Could you transcribe the material below exactly, without leaving out a single line?
=======
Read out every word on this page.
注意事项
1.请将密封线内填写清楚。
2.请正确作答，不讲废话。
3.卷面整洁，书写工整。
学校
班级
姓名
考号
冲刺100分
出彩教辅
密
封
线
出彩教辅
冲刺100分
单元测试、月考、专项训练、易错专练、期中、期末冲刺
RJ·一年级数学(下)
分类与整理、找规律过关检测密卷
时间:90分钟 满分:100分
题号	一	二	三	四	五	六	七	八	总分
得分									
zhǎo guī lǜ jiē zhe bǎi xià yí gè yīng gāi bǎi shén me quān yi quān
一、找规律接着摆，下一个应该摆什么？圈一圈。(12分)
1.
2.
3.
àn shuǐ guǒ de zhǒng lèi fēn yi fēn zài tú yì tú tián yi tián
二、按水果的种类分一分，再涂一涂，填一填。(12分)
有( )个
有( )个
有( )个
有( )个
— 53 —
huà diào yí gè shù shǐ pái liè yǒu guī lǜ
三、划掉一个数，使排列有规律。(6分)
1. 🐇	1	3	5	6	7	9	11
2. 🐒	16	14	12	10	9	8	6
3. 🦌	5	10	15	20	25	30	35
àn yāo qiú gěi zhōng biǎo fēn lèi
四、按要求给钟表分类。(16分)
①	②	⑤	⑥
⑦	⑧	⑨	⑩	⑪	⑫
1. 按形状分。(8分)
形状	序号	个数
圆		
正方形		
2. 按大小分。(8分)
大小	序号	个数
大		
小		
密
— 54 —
=======
SOLVED PROBLEM:
Read out every word on this page.
注意事项
1.请将密封线内填写清楚。
2.请正确作答，不讲废话。
3.卷面整洁，书写工整。
学校
班级
姓名
考号
冲刺100分
出彩教辅
密
封
线
出彩教辅
冲刺100分
单元测试、月考、专项训练、易错专练、期中、期末冲刺
RJ·一年级数学(下)
分类与整理、找规律过关检测密卷
时间:90分钟 满分:100分
题号	一	二	三	四	五	六	七	八	总分
得分									
zhǎo guī lǜ jiē zhe bǎi xià yí gè yīng gāi bǎi shén me quān yi quān
一、找规律接着摆，下一个应该摆什么？圈一圈。(12分)
1.
2.
3.
àn shuǐ guǒ de zhǒng lèi fēn yi fēn zài tú yì tú tián yi tián
二、按水果的种类分一分，再涂一涂，填一填。(12分)
有( )个
有( )个
有( )个
有( )个
— 53 —
huà diào yí gè shù shǐ pái liè yǒu guī lǜ
三、划掉一个数，使排列有规律。(6分)
1. 🐇	1	3	5	6	7	9	11
2. 🐒	16	14	12	10	9	8	6
3. 🦌	5	10	15	20	25	30	35
àn yāo qiú gěi zhōng biǎo fēn lèi
四、按要求给钟表分类。(16分)
①	②	⑤	⑥
⑦	⑧	⑨	⑩	⑪	⑫
1. 按形状分。(8分)
形状	序号	个数
圆		
正方形		
2. 按大小分。(8分)
大小	序号	个数
大		
小		
密
— 54 —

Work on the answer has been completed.